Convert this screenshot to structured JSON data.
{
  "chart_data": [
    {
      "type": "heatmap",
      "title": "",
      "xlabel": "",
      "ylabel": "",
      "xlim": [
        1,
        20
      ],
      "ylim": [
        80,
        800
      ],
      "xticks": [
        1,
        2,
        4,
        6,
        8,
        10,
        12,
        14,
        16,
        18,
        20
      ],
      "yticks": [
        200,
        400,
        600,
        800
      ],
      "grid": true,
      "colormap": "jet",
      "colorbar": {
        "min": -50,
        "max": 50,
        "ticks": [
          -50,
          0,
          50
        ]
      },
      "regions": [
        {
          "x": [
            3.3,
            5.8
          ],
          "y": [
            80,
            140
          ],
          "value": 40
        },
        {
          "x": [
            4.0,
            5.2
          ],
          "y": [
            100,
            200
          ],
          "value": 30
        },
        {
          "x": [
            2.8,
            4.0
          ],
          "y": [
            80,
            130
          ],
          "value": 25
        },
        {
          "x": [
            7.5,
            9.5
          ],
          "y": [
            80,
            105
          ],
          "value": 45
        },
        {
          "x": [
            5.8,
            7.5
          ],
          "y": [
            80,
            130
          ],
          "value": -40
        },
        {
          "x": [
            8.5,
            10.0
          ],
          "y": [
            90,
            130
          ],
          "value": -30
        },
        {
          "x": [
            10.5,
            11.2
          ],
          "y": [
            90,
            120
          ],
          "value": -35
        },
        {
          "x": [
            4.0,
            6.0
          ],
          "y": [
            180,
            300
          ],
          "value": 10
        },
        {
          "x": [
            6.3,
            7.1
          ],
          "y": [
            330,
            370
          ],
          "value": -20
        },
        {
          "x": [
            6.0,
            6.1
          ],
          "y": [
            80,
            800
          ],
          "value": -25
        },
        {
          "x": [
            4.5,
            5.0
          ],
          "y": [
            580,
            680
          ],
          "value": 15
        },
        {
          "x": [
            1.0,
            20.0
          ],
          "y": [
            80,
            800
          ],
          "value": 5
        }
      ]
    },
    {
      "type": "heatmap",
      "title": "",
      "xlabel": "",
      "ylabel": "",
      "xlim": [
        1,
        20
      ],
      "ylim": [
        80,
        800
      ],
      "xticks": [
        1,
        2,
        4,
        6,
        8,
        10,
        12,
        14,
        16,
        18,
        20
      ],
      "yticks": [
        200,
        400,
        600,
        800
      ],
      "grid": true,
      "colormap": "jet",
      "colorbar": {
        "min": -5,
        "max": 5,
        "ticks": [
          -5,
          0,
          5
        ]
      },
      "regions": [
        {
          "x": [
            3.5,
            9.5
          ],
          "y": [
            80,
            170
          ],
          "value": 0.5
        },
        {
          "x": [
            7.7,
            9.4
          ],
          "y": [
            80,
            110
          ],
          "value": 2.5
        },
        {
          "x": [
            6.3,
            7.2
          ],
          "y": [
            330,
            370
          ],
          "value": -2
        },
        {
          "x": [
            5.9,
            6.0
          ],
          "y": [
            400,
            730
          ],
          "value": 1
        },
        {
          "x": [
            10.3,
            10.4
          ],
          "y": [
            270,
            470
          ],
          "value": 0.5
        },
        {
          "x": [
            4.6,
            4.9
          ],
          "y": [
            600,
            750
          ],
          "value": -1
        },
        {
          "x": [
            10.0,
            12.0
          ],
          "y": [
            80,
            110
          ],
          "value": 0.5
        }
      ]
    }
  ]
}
————
Your task is to repeat each line of the material exactly.

## Result:
Convert this screenshot to structured JSON data.
{
  "chart_data": [
    {
      "type": "heatmap",
      "title": "",
      "xlabel": "",
      "ylabel": "",
      "xlim": [
        1,
        20
      ],
      "ylim": [
        80,
        800
      ],
      "xticks": [
        1,
        2,
        4,
        6,
        8,
        10,
        12,
        14,
        16,
        18,
        20
      ],
      "yticks": [
        200,
        400,
        600,
        800
      ],
      "grid": true,
      "colormap": "jet",
      "colorbar": {
        "min": -50,
        "max": 50,
        "ticks": [
          -50,
          0,
          50
        ]
      },
      "regions": [
        {
          "x": [
            3.3,
            5.8
          ],
          "y": [
            80,
            140
          ],
          "value": 40
        },
        {
          "x": [
            4.0,
            5.2
          ],
          "y": [
            100,
            200
          ],
          "value": 30
        },
        {
          "x": [
            2.8,
            4.0
          ],
          "y": [
            80,
            130
          ],
          "value": 25
        },
        {
          "x": [
            7.5,
            9.5
          ],
          "y": [
            80,
            105
          ],
          "value": 45
        },
        {
          "x": [
            5.8,
            7.5
          ],
          "y": [
            80,
            130
          ],
          "value": -40
        },
        {
          "x": [
            8.5,
            10.0
          ],
          "y": [
            90,
            130
          ],
          "value": -30
        },
        {
          "x": [
            10.5,
            11.2
          ],
          "y": [
            90,
            120
          ],
          "value": -35
        },
        {
          "x": [
            4.0,
            6.0
          ],
          "y": [
            180,
            300
          ],
          "value": 10
        },
        {
          "x": [
            6.3,
            7.1
          ],
          "y": [
            330,
            370
          ],
          "value": -20
        },
        {
          "x": [
            6.0,
            6.1
          ],
          "y": [
            80,
            800
          ],
          "value": -25
        },
        {
          "x": [
            4.5,
            5.0
          ],
          "y": [
            580,
            680
          ],
          "value": 15
        },
        {
          "x": [
            1.0,
            20.0
          ],
          "y": [
            80,
            800
          ],
          "value": 5
        }
      ]
    },
    {
      "type": "heatmap",
      "title": "",
      "xlabel": "",
      "ylabel": "",
      "xlim": [
        1,
        20
      ],
      "ylim": [
        80,
        800
      ],
      "xticks": [
        1,
        2,
        4,
        6,
        8,
        10,
        12,
        14,
        16,
        18,
        20
      ],
      "yticks": [
        200,
        400,
        600,
        800
      ],
      "grid": true,
      "colormap": "jet",
      "colorbar": {
        "min": -5,
        "max": 5,
        "ticks": [
          -5,
          0,
          5
        ]
      },
      "regions": [
        {
          "x": [
            3.5,
            9.5
          ],
          "y": [
            80,
            170
          ],
          "value": 0.5
        },
        {
          "x": [
            7.7,
            9.4
          ],
          "y": [
            80,
            110
          ],
          "value": 2.5
        },
        {
          "x": [
            6.3,
            7.2
          ],
          "y": [
            330,
            370
          ],
          "value": -2
        },
        {
          "x": [
            5.9,
            6.0
          ],
          "y": [
            400,
            730
          ],
          "value": 1
        },
        {
          "x": [
            10.3,
            10.4
          ],
          "y": [
            270,
            470
          ],
          "value": 0.5
        },
        {
          "x": [
            4.6,
            4.9
          ],
          "y": [
            600,
            750
          ],
          "value": -1
        },
        {
          "x": [
            10.0,
            12.0
          ],
          "y": [
            80,
            110
          ],
          "value": 0.5
        }
      ]
    }
  ]
}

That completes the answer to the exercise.